WRITTEN PROBLEM 1: In the commit message for the Ceph Monitor fix, which class's copy of `disallowed_leader` is used to compute the ConnectivityScore during the election?
WRITTEN PROBLEM 2: List every hexadecimal hash on the Ceph Monitor commit page, and give the label that comes with each one.
WRITTEN PROBLEM 3: Go on with the commit message about the `set_elector_disallowed_leaders` fix, picking up after its last sentence.

PAGE EXTRACT:
## START
]> git.apps.os.sepia.ceph.com Git - ceph-ci.git/commit
src/mon/Monitor: Fix set_elector_disallowed_leaders
authorKamoltat <ksirivad@redhat.com>
Wed, 11 Oct 2023 21:12:03 +0000 (21:12 +0000)
committerKamoltat <ksirivad@redhat.com>
Thu, 12 Oct 2023 20:07:12 +0000 (20:07 +0000)
commit5d1b5da21591c57cb0cbbbc8775b6ea0ced953a4
treecac172d466287cebc90a3ac05dc7333b0d677970
parent17bd0c6aca24a8d10b1f346462d6df2e29afd80e
src/mon/Monitor: Fix set_elector_disallowed_leaders

Problem:

In the monitors we hold 2 copies of disallowed_leader ...
1. MonMap class 2. Elector class.
When computing the ConnectivityScore for the monitors during
the election, we use the `disallowed_leader` from Elector
class to determine which monitors we shouldn't allow to lead.

Now, we rely on the function `set_elector_disallowed_leaders`
to set the `disallowed_leader` of the Elector class, MonMap
class copy of the `disallowed_leader` contains the
`tiebreaker_monitor` so we inherit that plus we also add the
monitors that are dead due to a zone failure.
## END
DATASET ROWS:
## START
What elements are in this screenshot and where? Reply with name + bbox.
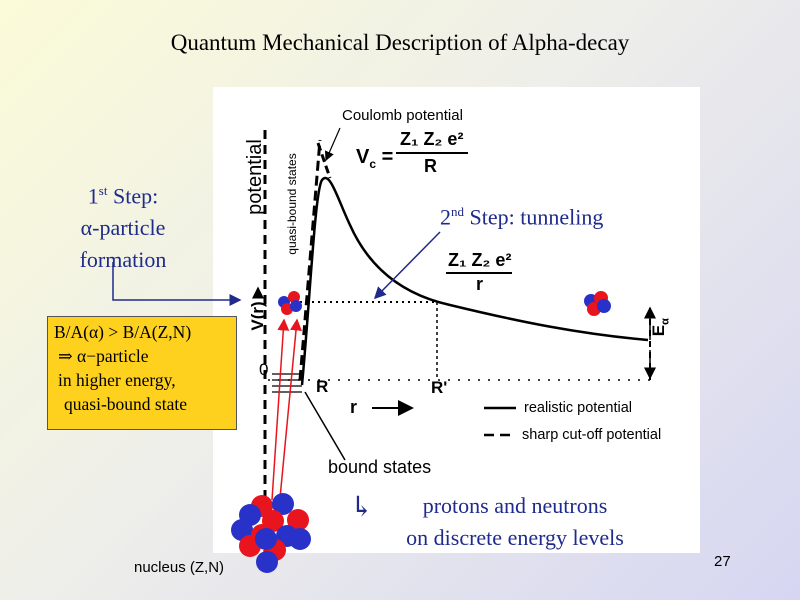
legend-cutoff: sharp cut-off potential — [522, 427, 662, 443]
r-label: R — [316, 377, 329, 396]
step1-connector — [112, 262, 242, 306]
formula2-numerator: Z₁ Z₂ e² — [448, 250, 512, 270]
step2-text: 2nd Step: tunneling — [440, 204, 604, 230]
formula2-denominator: r — [476, 274, 484, 294]
cutoff-wall — [298, 139, 322, 381]
corner-arrow-icon: ↳ — [350, 492, 374, 523]
y-axis-label: potential — [244, 139, 266, 215]
implies-arrow-icon: ⇒ — [58, 346, 73, 366]
r-axis-label: r — [350, 397, 358, 417]
slide-title: Quantum Mechanical Description of Alpha-… — [170, 30, 630, 55]
legend-realistic: realistic potential — [524, 400, 632, 416]
zero-label: 0 — [259, 360, 269, 379]
nucleus — [231, 493, 311, 573]
v-r-label: V(r) — [248, 301, 267, 331]
realistic-potential-curve — [300, 176, 649, 386]
formula-denominator: R — [424, 156, 437, 176]
quasi-bound-label: quasi-bound states — [285, 153, 299, 255]
step1-text: 1st Step: α-particle formation — [79, 183, 167, 273]
protons-text: protons and neutrons on discrete energy … — [406, 493, 624, 550]
formula-numerator: Z₁ Z₂ e² — [400, 129, 464, 149]
binding-energy-box: B/A(α) > B/A(Z,N) ⇒ α−particle in higher… — [47, 316, 237, 430]
alpha-particle-outside — [584, 291, 611, 316]
r-prime-label: R' — [431, 378, 448, 397]
nucleus-label: nucleus (Z,N) — [134, 559, 225, 576]
formula-vc: Vc = — [356, 146, 394, 171]
bound-states-label: bound states — [328, 457, 432, 477]
e-alpha-label: Eα — [648, 318, 672, 337]
cutoff-top — [316, 142, 332, 179]
coulomb-label: Coulomb potential — [342, 107, 463, 124]
alpha-particle-inside — [278, 291, 302, 315]
page-number: 27 — [714, 553, 731, 570]
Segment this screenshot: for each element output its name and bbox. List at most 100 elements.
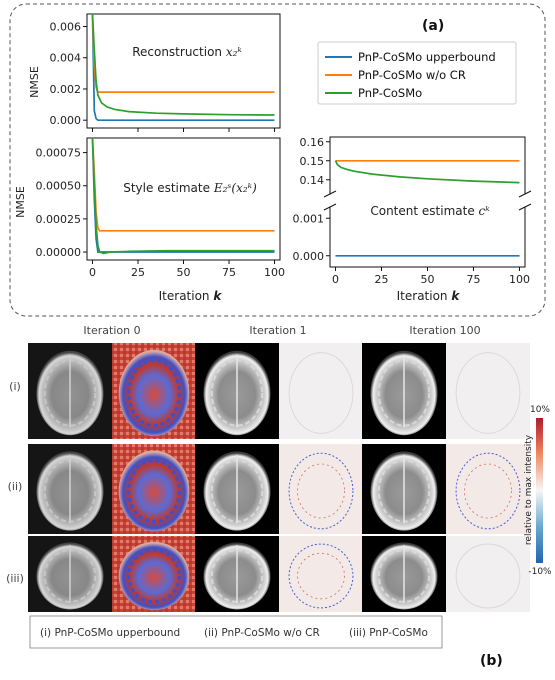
x-tick-label: 50 xyxy=(421,273,435,286)
x-tick-label: 100 xyxy=(264,266,285,279)
series-line-cosmo xyxy=(334,160,520,184)
panel-b: Iteration 0 Iteration 1 Iteration 100 (i… xyxy=(6,324,552,669)
caption-box xyxy=(29,615,443,649)
axis-break-mark xyxy=(323,203,337,211)
plot-frame xyxy=(86,137,281,261)
y-axis-label: NMSE xyxy=(14,186,27,218)
reconstruction-image-row3-col1 xyxy=(28,536,112,612)
y-tick-label: 0.000 xyxy=(293,250,325,263)
error-pattern xyxy=(127,458,181,524)
x-tick-label: 0 xyxy=(89,266,96,279)
panel-a-label: (a) xyxy=(422,18,444,34)
legend: PnP-CoSMo upperbound PnP-CoSMo w/o CR Pn… xyxy=(317,41,517,105)
x-tick-label: 50 xyxy=(177,266,191,279)
legend-entry-cosmo: PnP-CoSMo xyxy=(358,86,422,100)
axis-break-mark xyxy=(518,203,532,211)
error-outline xyxy=(455,452,521,530)
reconstruction-image-row1-col1 xyxy=(28,343,112,439)
aliasing-overlay xyxy=(28,536,112,612)
y-tick-label: 0.16 xyxy=(300,136,325,149)
error-field xyxy=(446,536,530,612)
panel-a-frame xyxy=(9,3,546,317)
error-outline xyxy=(455,543,521,609)
error-outline xyxy=(455,352,521,434)
error-map-row3-col3 xyxy=(446,536,530,612)
error-outline xyxy=(288,543,354,609)
y-tick-label: 0.00075 xyxy=(36,147,82,160)
y-tick-label: 0.002 xyxy=(50,83,82,96)
row-label-ii: (ii) xyxy=(8,480,23,493)
series-line-cosmo xyxy=(91,14,275,116)
error-map-row1-col1 xyxy=(112,343,196,439)
y-tick-label: 0.004 xyxy=(50,52,82,65)
plot-frame xyxy=(86,13,281,129)
error-outline xyxy=(288,452,354,530)
error-field xyxy=(279,343,363,439)
reconstruction-image-row1-col3 xyxy=(362,343,446,439)
y-tick-label: 0.14 xyxy=(300,174,325,187)
colorbar-gradient xyxy=(536,418,543,563)
plot-frame xyxy=(329,206,526,268)
plot-title-content-estimate: Content estimate cᵏ xyxy=(370,204,490,218)
x-tick-label: 75 xyxy=(466,273,480,286)
colorbar-axis-label: relative to max intensity xyxy=(524,434,534,545)
error-inner xyxy=(297,463,345,519)
colorbar-min-label: -10% xyxy=(528,567,552,577)
series-line-cosmo xyxy=(91,138,275,255)
column-title-iteration-0: Iteration 0 xyxy=(83,324,140,337)
x-axis-label: Iteration k xyxy=(397,289,461,303)
aliasing-overlay xyxy=(28,444,112,534)
error-outline xyxy=(288,352,354,434)
x-tick-label: 75 xyxy=(222,266,236,279)
error-inner xyxy=(297,552,345,600)
y-tick-label: 0.00025 xyxy=(36,213,82,226)
x-tick-label: 0 xyxy=(332,273,339,286)
y-tick-label: 0.001 xyxy=(293,212,325,225)
column-title-iteration-1: Iteration 1 xyxy=(249,324,306,337)
series-line-upperbound xyxy=(91,14,275,122)
caption-upperbound: (i) PnP-CoSMo upperbound xyxy=(40,627,180,639)
reconstruction-image-row2-col3 xyxy=(362,444,446,534)
error-field xyxy=(279,444,363,534)
plot-title-style-estimate: Style estimate E₂ˢ(x₂ᵏ) xyxy=(123,181,257,195)
reconstruction-image-row3-col2 xyxy=(195,536,279,612)
reconstruction-image-row3-col3 xyxy=(362,536,446,612)
caption-cosmo: (iii) PnP-CoSMo xyxy=(349,627,428,639)
row-label-iii: (iii) xyxy=(6,572,24,585)
axis-break-mark xyxy=(323,190,337,198)
colorbar-max-label: 10% xyxy=(530,405,550,415)
content-estimate-plot: 0.14 0.15 0.16 0.000 0.001 0 25 50 75 100 Content … xyxy=(293,136,532,303)
y-axis-label: NMSE xyxy=(28,66,41,98)
x-axis-label: Iteration k xyxy=(159,289,223,303)
row-label-i: (i) xyxy=(9,380,21,393)
legend-entry-wo-cr: PnP-CoSMo w/o CR xyxy=(358,68,466,82)
reconstruction-image-grid xyxy=(28,343,530,612)
reconstruction-image-row1-col2 xyxy=(195,343,279,439)
column-title-iteration-100: Iteration 100 xyxy=(409,324,480,337)
error-map-row3-col1 xyxy=(112,536,196,612)
error-field xyxy=(446,343,530,439)
error-map-row2-col2 xyxy=(279,444,363,534)
caption-wo-cr: (ii) PnP-CoSMo w/o CR xyxy=(204,627,320,639)
reconstruction-image-row2-col2 xyxy=(195,444,279,534)
plot-title-reconstruction: Reconstruction x₂ᵏ xyxy=(132,45,242,59)
error-map-row2-col3 xyxy=(446,444,530,534)
y-tick-label: 0.006 xyxy=(50,20,82,33)
error-field xyxy=(279,536,363,612)
style-estimate-plot: 0.00000 0.00025 0.00050 0.00075 0 25 50 75 100 St… xyxy=(14,137,285,303)
error-map-row1-col2 xyxy=(279,343,363,439)
panel-b-label: (b) xyxy=(480,653,503,669)
error-pattern xyxy=(127,358,181,428)
axis-break-mark xyxy=(518,190,532,198)
reconstruction-plot: 0.000 0.002 0.004 0.006 Reconstruction x₂ᵏ NM… xyxy=(28,13,281,132)
y-tick-label: 0.00000 xyxy=(36,246,82,259)
cortex-folds xyxy=(43,549,97,603)
x-tick-label: 100 xyxy=(509,273,530,286)
cortex-folds xyxy=(210,549,264,603)
error-map-row1-col3 xyxy=(446,343,530,439)
aliasing-overlay xyxy=(28,343,112,439)
error-inner xyxy=(464,463,512,519)
y-tick-label: 0.15 xyxy=(300,155,325,168)
error-field xyxy=(446,444,530,534)
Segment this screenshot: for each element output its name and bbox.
## END
REPLY 1: The Elector class.

REPLY 2:
- commit: 5d1b5da21591c57cb0cbbbc8775b6ea0ced953a4
- tree: cac172d466287cebc90a3ac05dc7333b0d677970
- parent: 17bd0c6aca24a8d10b1f346462d6df2e29afd80e

REPLY 3:
Hence, the `adding dead monitors` phase is only allowed if we can
enter stretch_mode. However, there is a problem when failing over a stretch cluster
zone and reviving the entire zone back up, the revived monitors
couldn't enter stretch_mode when they are at the state of "probing"
since PaxosServices like osdmon becomes unreadable (this is expected)

Solution:

We unconditionally add monitors that are in
`monmap->stretch_marked_down_mons` to the
`disallowed_leaders` list in
`Monitor::set_elector_disallowed_leaders` since
if the monitors are in `monmap->stretch_marked_down_mons`
we know that they probably belong in a marked down
zone and is not fit for lead.

This will fix the problem of newly revived monitors
having different disallowed_leaders set
and getting stuck in election.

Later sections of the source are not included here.